▸ Instructions for the task: Select every row that contains the string "record" and copy each of those rows in full. Case counts.

▸ Task inputs:
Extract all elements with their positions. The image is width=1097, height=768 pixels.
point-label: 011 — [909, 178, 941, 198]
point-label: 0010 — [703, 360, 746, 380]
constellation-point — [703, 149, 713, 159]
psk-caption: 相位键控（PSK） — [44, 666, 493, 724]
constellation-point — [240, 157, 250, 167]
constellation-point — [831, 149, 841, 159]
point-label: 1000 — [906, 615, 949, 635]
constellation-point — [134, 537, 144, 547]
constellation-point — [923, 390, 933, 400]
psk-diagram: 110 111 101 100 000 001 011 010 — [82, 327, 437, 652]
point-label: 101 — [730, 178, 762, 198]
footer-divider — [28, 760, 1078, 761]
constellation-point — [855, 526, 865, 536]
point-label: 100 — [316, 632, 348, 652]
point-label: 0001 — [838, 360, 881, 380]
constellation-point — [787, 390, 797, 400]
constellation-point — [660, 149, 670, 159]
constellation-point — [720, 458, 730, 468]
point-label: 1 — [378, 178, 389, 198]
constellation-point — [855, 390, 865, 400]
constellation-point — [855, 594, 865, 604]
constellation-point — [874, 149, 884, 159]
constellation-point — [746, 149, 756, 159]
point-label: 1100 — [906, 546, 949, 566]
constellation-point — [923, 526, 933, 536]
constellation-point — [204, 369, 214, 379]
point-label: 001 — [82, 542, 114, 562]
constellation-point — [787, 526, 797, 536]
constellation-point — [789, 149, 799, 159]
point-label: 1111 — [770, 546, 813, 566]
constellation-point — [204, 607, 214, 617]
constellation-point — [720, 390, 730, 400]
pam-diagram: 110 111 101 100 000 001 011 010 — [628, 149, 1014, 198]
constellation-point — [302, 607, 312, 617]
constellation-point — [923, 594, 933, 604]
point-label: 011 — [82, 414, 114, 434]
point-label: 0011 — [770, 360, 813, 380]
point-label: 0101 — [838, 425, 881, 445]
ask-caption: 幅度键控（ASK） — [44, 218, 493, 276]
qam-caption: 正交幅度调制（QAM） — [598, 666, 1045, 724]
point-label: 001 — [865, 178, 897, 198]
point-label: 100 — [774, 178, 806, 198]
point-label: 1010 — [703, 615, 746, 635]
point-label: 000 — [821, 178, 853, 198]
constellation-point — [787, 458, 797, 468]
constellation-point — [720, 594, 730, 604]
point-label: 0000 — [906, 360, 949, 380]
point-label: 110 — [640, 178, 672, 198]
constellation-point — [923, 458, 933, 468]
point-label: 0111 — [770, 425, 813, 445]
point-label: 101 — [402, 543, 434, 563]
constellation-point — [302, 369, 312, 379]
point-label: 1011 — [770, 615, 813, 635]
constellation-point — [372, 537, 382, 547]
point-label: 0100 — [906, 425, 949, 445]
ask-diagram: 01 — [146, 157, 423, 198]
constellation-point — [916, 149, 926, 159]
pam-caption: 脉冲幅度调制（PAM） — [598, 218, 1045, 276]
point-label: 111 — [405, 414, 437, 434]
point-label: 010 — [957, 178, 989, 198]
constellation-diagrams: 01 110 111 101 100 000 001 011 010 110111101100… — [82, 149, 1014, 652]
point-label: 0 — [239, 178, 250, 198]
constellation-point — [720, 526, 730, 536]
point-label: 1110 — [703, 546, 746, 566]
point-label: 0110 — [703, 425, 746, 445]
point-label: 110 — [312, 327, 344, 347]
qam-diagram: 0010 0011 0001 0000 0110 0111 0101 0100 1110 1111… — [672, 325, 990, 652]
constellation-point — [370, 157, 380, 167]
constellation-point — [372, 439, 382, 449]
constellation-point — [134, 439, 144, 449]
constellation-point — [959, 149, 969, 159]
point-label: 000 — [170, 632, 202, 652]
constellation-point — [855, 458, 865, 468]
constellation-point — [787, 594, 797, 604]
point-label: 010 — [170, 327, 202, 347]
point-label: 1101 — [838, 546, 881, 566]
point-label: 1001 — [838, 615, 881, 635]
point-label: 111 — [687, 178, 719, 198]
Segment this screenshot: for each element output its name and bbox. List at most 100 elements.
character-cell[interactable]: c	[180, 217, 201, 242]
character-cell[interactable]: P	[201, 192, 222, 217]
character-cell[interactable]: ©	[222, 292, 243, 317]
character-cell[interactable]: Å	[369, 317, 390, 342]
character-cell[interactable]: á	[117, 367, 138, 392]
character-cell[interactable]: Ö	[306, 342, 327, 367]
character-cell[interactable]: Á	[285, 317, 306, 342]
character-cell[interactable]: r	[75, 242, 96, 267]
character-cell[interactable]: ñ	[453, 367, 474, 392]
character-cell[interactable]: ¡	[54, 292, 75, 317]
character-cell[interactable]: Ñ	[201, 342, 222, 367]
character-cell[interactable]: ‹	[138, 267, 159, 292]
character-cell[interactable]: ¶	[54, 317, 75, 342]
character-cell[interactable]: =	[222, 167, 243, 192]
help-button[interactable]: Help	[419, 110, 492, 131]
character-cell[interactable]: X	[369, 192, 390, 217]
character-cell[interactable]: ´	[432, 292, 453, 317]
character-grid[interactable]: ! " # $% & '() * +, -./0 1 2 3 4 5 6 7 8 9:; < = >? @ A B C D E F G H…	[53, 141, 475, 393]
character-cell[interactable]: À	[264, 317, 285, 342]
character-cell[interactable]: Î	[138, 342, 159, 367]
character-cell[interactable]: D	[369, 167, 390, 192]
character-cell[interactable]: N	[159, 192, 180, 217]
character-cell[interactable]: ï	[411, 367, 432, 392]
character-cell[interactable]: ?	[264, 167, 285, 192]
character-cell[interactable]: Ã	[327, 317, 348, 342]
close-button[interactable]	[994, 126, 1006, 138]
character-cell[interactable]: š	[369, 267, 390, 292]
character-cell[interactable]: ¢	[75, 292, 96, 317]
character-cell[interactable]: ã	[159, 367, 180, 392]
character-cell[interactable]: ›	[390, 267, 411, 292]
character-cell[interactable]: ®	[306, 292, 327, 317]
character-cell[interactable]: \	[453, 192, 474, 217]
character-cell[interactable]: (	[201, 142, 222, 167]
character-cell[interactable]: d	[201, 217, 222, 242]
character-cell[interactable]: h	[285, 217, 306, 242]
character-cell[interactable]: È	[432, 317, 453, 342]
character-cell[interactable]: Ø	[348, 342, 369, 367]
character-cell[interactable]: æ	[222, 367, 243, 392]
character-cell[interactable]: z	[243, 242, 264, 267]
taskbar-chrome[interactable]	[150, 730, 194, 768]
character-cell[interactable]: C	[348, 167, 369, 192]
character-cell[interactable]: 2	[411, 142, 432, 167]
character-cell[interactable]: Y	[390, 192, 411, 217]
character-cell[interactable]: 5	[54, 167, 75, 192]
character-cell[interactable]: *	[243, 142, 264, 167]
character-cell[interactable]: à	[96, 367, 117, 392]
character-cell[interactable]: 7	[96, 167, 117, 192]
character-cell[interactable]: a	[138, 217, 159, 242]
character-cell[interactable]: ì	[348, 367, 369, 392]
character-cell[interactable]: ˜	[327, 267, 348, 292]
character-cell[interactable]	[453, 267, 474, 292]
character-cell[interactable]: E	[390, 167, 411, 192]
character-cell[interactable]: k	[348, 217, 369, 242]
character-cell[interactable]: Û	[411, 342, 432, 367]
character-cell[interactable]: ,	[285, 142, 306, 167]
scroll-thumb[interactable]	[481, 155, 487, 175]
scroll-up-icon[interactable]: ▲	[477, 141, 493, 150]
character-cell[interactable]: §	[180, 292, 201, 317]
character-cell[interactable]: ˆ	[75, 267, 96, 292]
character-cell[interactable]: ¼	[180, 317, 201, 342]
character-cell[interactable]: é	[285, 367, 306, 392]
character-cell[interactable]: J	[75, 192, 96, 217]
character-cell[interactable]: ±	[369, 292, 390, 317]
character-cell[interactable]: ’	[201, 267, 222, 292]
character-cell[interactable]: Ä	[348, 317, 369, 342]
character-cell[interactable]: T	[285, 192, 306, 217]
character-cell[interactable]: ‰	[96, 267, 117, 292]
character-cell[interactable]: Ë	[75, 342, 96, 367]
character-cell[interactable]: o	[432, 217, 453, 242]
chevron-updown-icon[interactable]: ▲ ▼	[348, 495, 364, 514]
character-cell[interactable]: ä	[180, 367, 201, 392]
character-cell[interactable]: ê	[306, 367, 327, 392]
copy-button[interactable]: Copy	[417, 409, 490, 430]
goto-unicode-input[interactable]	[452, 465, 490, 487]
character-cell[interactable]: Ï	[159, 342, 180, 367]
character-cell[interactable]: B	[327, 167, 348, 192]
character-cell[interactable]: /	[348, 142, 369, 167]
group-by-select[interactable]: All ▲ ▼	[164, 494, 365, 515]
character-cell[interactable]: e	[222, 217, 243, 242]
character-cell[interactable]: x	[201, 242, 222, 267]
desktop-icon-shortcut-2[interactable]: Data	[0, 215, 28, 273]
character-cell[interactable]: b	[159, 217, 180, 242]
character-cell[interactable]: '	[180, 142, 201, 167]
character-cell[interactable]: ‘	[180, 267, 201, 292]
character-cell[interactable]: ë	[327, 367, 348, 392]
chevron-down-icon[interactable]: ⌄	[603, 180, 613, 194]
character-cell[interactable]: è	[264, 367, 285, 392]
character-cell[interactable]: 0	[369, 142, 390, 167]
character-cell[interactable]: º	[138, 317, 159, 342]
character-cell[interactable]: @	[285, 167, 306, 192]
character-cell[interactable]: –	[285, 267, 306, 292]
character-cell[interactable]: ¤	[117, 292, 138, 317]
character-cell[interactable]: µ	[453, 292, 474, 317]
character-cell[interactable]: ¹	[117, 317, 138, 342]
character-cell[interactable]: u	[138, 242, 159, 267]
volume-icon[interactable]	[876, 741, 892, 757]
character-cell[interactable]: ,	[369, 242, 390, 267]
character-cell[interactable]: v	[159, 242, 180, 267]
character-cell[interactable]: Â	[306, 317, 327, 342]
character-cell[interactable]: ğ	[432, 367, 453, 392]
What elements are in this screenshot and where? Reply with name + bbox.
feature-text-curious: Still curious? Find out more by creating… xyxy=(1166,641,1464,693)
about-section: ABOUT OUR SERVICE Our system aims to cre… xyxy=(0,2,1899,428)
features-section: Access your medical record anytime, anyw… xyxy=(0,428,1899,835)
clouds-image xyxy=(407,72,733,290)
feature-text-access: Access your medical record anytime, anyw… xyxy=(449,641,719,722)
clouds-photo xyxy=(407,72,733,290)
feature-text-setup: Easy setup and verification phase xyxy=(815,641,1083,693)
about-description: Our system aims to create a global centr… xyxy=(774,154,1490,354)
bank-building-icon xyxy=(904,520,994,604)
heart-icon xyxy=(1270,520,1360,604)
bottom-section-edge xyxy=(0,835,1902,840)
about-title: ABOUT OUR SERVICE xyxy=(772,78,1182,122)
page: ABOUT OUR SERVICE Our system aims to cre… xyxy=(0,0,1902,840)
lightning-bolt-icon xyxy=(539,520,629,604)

▸ Solution:
features-section: Access your medical record anytime, anyw… xyxy=(0,428,1899,835)
feature-text-access: Access your medical record anytime, anyw… xyxy=(449,641,719,722)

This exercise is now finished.